■ What to work on:
Scan the data below. Pull out each line where "illustrated" occurs.

————————

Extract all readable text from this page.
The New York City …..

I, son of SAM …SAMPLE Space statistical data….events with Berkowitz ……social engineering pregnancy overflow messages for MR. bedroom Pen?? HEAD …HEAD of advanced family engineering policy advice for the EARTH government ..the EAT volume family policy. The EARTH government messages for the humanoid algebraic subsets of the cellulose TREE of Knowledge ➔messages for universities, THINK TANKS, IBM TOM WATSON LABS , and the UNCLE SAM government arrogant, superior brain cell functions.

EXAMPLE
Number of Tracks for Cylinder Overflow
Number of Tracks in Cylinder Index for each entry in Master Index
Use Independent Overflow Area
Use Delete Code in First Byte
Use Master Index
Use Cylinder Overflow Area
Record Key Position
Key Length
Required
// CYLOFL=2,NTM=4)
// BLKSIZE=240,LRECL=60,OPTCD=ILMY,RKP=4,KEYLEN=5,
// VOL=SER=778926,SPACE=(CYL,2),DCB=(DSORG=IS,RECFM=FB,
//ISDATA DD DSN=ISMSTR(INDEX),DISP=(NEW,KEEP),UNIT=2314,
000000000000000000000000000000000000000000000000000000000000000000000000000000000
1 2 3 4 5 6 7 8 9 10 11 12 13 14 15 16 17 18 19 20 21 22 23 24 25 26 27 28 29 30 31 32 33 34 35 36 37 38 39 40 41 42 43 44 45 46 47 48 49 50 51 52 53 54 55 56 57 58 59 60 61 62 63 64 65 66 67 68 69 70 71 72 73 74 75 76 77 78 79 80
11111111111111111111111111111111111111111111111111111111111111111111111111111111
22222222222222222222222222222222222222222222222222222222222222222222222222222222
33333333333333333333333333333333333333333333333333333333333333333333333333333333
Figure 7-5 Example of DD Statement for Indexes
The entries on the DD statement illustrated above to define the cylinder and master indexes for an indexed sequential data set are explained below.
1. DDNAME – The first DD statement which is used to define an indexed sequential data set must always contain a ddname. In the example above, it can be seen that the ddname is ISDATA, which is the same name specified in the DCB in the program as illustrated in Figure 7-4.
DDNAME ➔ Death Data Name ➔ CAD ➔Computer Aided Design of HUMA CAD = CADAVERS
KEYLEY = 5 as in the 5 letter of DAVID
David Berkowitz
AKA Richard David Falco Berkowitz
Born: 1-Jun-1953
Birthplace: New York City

————————

■ Exercise result:
The entries on the DD statement illustrated above to define the cylinder and master indexes for an indexed sequential data set are explained below.
1. DDNAME – The first DD statement which is used to define an indexed sequential data set must always contain a ddname. In the example above, it can be seen that the ddname is ISDATA, which is the same name specified in the DCB in the program as illustrated in Figure 7-4.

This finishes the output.